Stored dataset items:
>>>
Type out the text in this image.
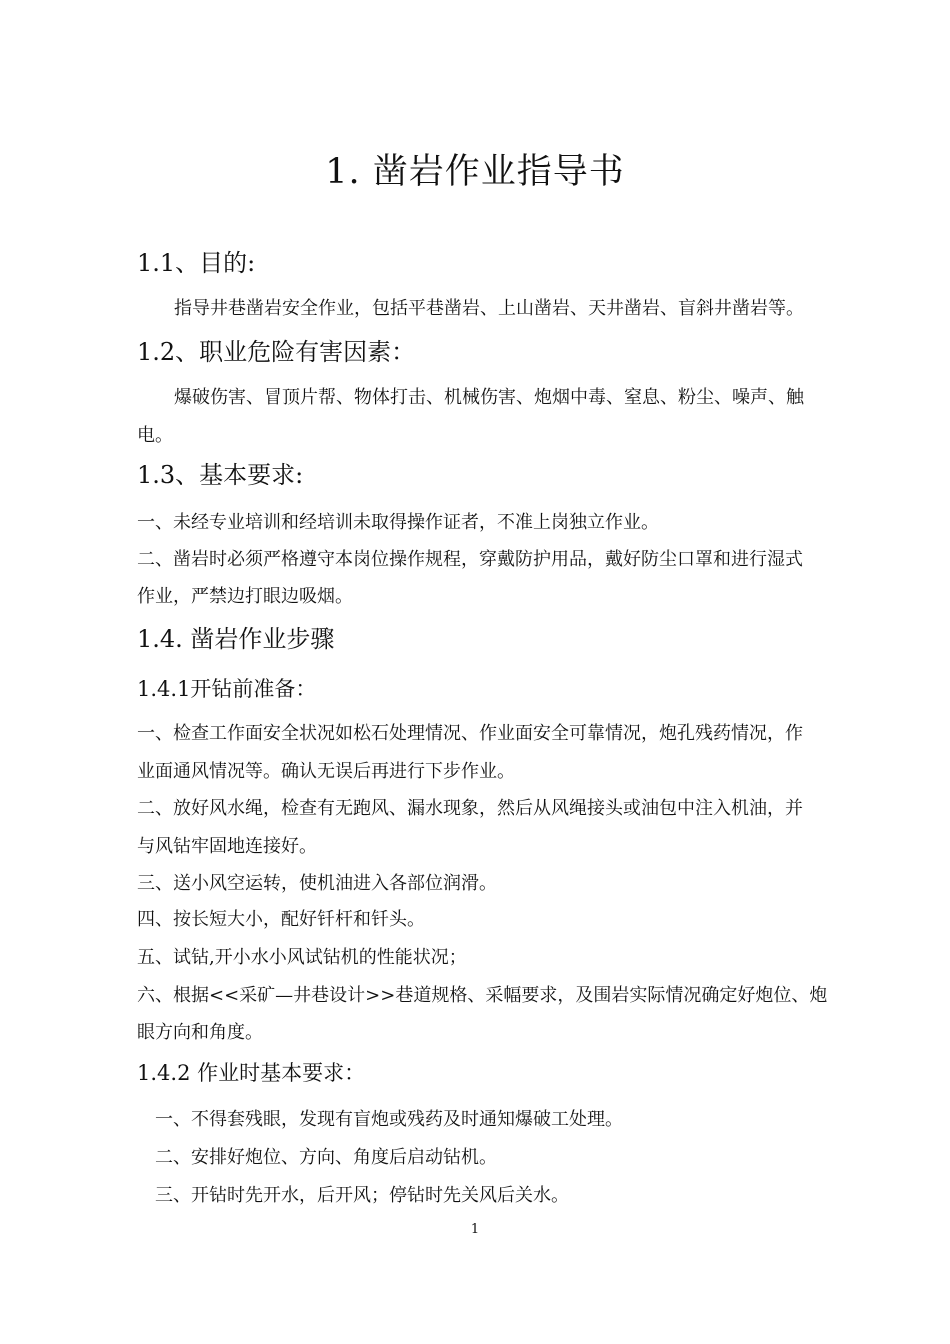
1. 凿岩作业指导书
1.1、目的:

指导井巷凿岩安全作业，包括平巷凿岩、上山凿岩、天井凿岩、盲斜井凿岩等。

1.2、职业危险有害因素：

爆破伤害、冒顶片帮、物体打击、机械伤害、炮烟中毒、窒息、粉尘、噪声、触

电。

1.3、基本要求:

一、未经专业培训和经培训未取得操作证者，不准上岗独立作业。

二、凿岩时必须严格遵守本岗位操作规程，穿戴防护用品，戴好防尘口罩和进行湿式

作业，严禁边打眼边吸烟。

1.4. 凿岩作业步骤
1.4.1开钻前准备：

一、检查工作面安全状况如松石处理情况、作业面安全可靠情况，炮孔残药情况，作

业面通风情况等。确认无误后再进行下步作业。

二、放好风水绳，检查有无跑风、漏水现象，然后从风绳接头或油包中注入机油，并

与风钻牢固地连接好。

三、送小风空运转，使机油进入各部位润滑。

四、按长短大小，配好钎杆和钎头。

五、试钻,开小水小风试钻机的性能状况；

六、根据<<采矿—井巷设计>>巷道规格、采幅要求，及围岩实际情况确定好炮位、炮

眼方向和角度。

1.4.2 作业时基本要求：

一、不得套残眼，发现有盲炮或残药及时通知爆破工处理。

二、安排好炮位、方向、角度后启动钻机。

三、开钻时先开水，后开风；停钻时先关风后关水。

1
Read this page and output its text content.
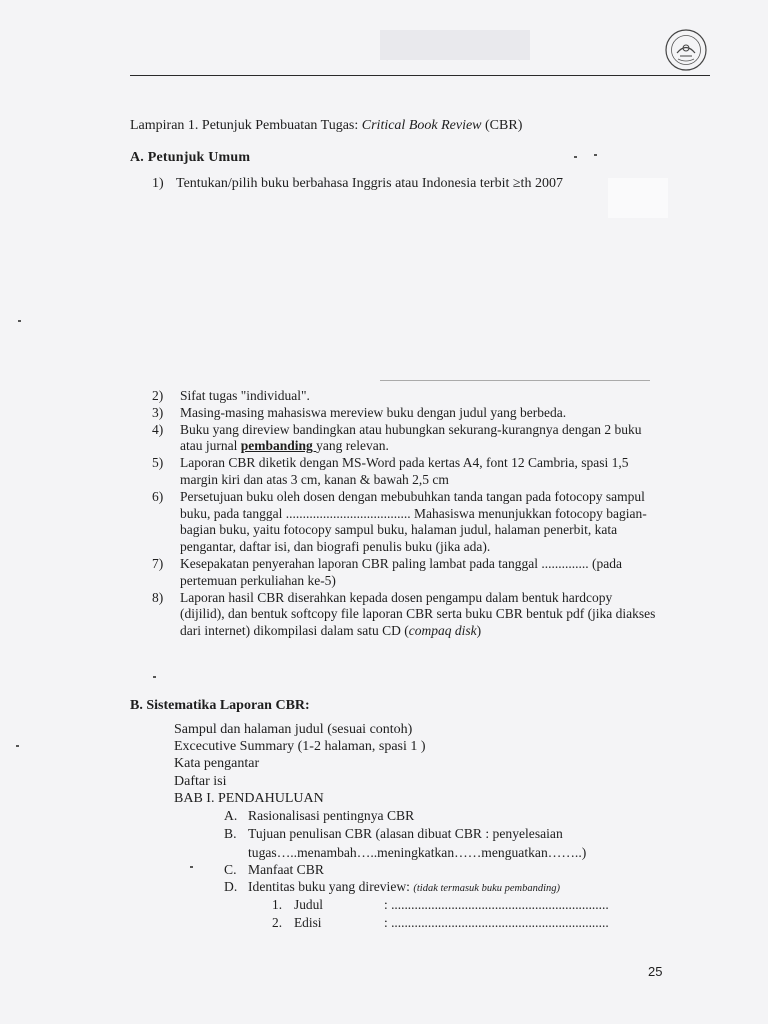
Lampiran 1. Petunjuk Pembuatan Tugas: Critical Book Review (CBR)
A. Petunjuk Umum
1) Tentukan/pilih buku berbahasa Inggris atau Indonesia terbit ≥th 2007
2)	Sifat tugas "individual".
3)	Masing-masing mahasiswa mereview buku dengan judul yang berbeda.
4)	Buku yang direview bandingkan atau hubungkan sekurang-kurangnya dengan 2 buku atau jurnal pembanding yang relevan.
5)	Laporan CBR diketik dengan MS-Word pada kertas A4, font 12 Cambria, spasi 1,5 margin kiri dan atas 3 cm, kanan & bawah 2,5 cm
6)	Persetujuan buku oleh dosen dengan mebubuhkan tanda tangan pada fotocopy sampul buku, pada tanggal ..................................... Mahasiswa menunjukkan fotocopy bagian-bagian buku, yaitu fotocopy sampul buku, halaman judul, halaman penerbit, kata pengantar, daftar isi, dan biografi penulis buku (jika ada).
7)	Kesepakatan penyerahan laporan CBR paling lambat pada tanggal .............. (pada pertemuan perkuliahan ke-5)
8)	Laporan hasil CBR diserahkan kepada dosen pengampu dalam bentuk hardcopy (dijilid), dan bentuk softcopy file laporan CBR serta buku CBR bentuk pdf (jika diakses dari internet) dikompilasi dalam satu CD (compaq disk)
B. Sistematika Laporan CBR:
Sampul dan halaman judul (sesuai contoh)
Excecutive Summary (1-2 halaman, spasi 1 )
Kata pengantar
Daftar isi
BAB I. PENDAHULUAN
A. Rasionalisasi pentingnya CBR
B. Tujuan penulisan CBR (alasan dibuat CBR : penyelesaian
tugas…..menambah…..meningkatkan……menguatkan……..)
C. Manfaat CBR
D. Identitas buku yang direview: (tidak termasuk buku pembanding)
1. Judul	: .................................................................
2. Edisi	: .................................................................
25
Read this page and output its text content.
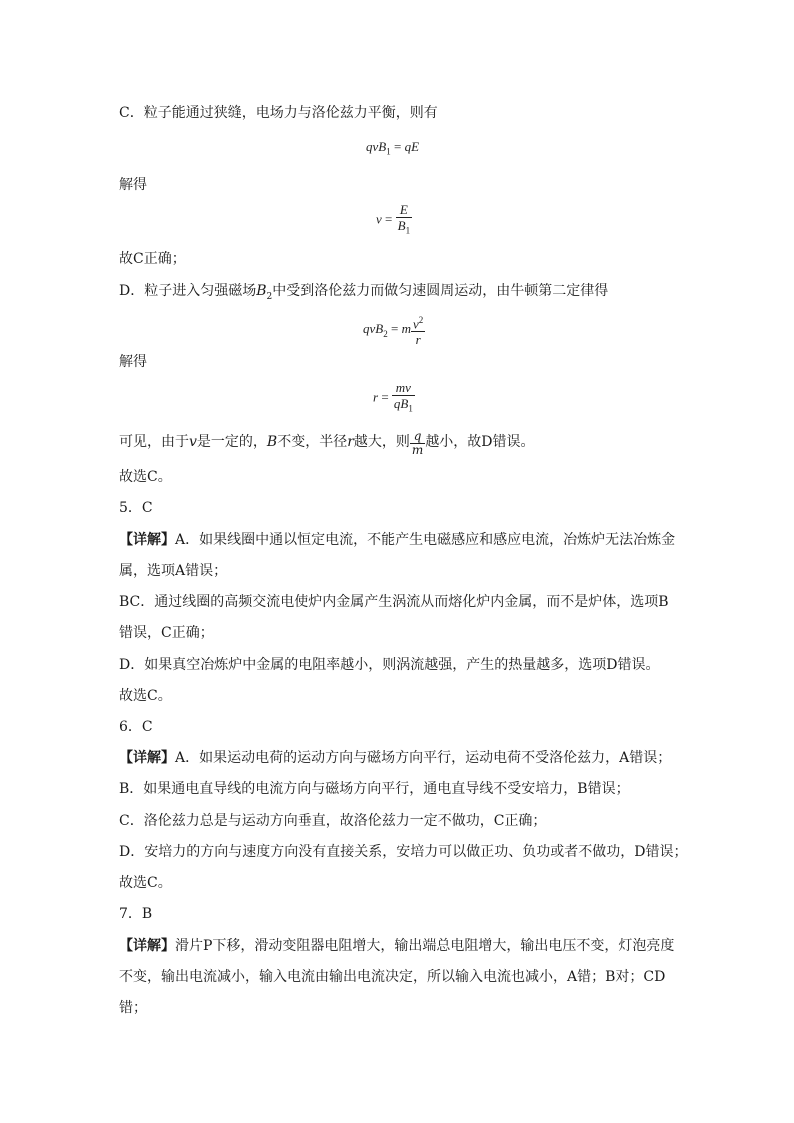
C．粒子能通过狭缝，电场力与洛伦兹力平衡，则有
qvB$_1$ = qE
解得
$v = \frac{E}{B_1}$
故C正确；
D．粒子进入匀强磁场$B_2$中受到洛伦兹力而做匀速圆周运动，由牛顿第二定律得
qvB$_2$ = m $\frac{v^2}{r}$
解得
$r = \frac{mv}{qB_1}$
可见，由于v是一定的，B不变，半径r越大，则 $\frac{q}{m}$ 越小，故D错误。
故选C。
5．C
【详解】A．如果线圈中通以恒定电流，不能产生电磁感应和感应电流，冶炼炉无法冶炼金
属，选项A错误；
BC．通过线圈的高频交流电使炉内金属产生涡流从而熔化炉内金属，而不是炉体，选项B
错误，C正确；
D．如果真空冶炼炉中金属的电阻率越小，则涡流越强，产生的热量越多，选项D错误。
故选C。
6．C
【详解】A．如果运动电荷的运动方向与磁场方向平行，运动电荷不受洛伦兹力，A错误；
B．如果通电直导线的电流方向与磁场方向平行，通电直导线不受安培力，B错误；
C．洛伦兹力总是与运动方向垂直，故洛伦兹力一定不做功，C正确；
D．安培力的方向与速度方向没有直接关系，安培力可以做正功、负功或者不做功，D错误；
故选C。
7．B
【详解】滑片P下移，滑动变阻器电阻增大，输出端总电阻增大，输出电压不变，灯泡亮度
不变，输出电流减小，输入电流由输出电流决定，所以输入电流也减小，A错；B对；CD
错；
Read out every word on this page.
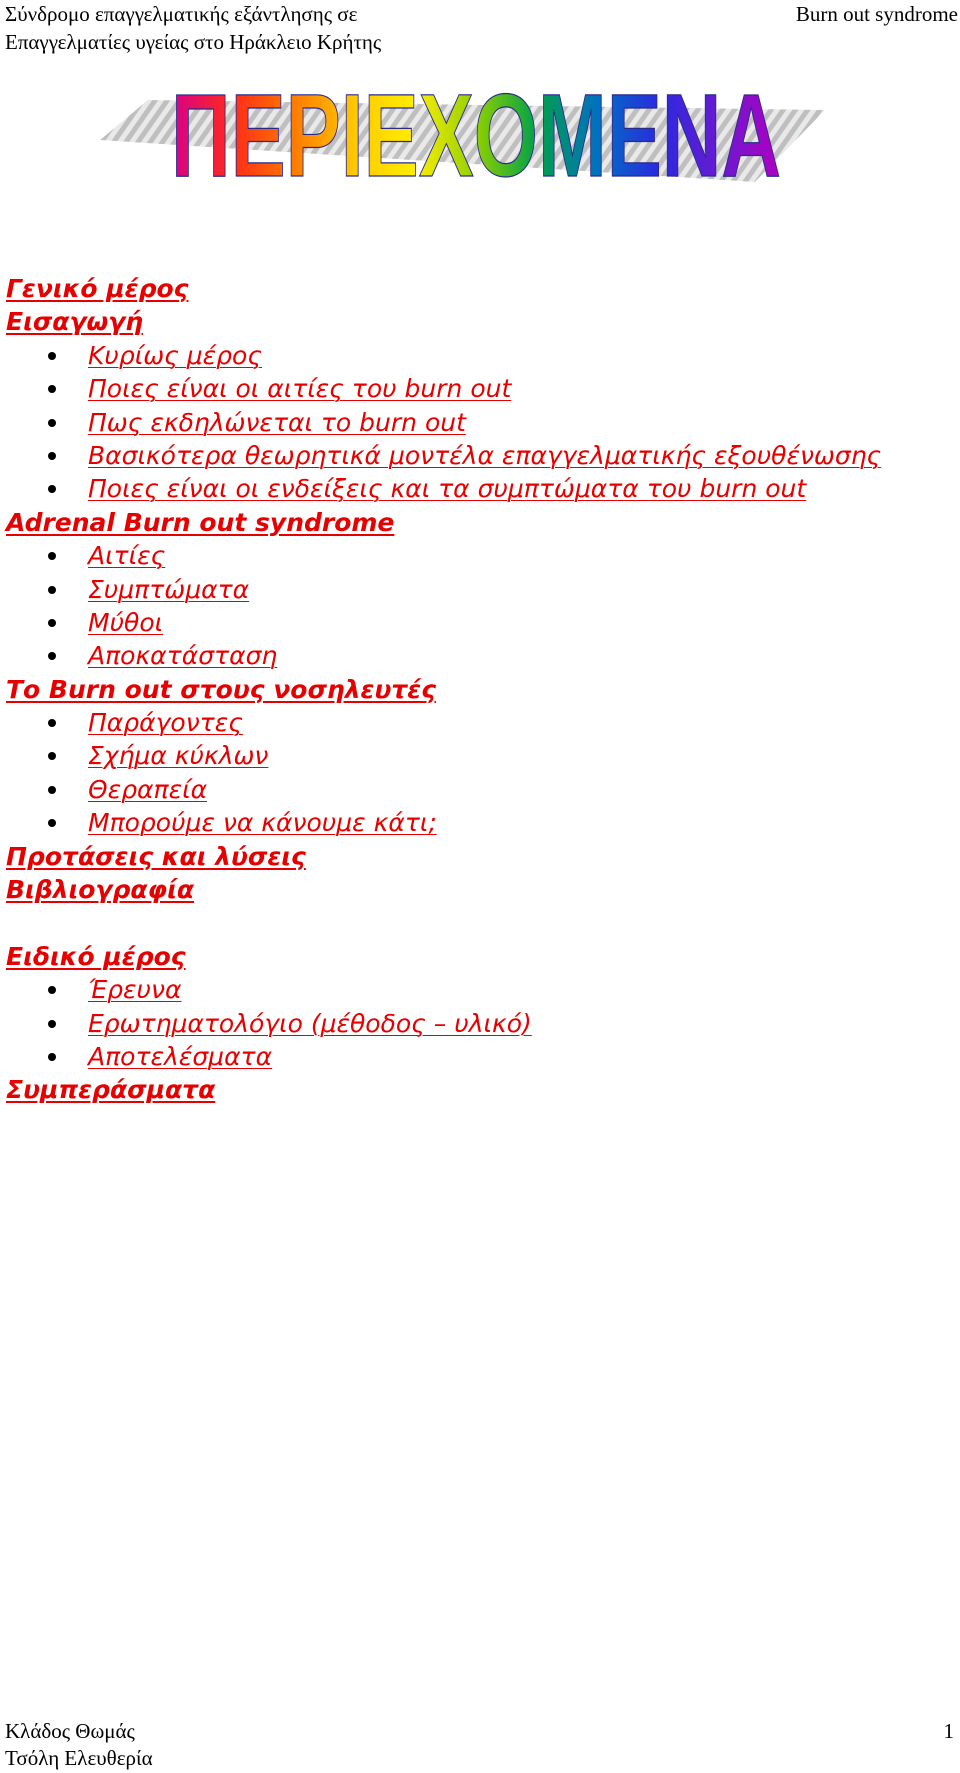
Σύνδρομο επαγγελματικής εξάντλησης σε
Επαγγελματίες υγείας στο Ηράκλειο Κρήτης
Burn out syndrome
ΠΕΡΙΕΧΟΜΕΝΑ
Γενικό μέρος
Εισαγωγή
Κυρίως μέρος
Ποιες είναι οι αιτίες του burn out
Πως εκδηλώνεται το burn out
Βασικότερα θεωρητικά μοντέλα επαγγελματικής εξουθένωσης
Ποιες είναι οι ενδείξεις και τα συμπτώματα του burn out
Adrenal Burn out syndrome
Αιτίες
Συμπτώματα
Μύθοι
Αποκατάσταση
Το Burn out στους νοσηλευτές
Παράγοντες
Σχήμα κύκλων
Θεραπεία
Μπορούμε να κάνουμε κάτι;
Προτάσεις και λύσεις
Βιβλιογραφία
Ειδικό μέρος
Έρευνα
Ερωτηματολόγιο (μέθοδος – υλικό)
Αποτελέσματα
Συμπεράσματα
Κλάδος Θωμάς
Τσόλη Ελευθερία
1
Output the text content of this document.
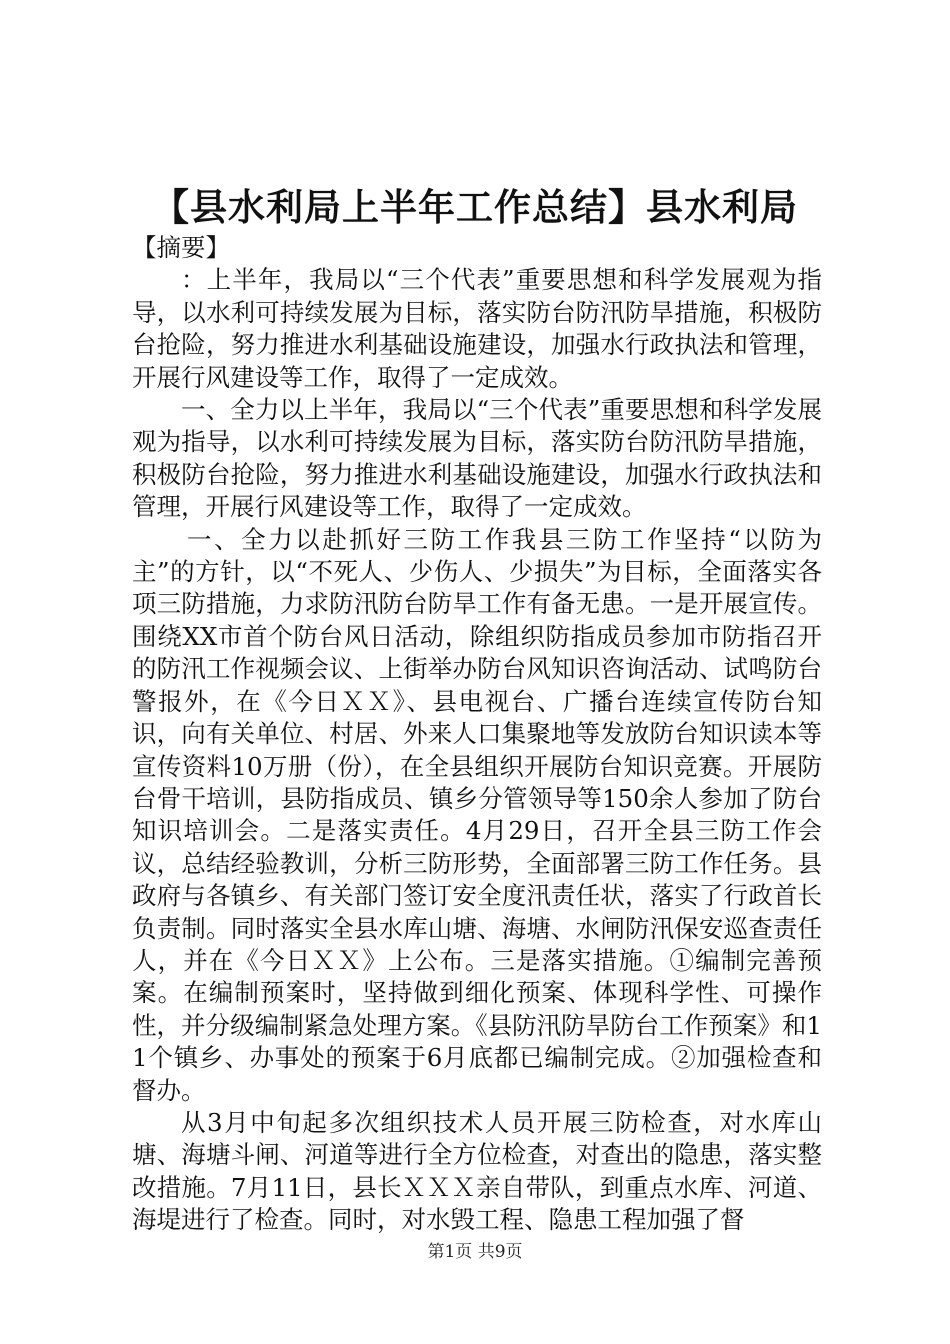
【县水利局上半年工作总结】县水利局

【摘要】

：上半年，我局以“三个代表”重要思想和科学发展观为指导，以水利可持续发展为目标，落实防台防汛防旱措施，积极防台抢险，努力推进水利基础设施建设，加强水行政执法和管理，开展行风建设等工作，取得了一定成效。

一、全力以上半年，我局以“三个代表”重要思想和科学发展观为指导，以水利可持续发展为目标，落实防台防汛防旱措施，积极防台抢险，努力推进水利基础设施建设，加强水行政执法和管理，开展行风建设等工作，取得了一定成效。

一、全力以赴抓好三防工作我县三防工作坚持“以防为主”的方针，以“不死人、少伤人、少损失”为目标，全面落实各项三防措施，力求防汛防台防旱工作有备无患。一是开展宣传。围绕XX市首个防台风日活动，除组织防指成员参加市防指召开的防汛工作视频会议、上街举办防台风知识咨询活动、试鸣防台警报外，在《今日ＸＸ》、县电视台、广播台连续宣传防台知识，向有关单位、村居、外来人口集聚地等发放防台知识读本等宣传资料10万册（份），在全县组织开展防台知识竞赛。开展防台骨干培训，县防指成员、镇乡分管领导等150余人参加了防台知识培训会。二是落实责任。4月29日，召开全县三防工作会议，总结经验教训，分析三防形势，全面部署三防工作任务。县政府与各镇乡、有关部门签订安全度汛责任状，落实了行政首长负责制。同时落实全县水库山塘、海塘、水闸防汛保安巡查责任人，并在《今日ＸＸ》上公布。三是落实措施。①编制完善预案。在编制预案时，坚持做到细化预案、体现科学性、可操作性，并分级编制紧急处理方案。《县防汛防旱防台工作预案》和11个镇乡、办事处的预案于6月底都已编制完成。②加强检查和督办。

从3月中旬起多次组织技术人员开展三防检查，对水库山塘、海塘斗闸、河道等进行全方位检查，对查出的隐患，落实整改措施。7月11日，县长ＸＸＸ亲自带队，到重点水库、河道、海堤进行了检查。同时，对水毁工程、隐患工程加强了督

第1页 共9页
<<<
** Exercise directions **
From the records, copy every line that has the string "επαγγελματικής" in it.

** Answer for this exercise **
Σύνδρομο επαγγελματικής εξάντλησης σε
Βασικότερα θεωρητικά μοντέλα επαγγελματικής εξουθένωσης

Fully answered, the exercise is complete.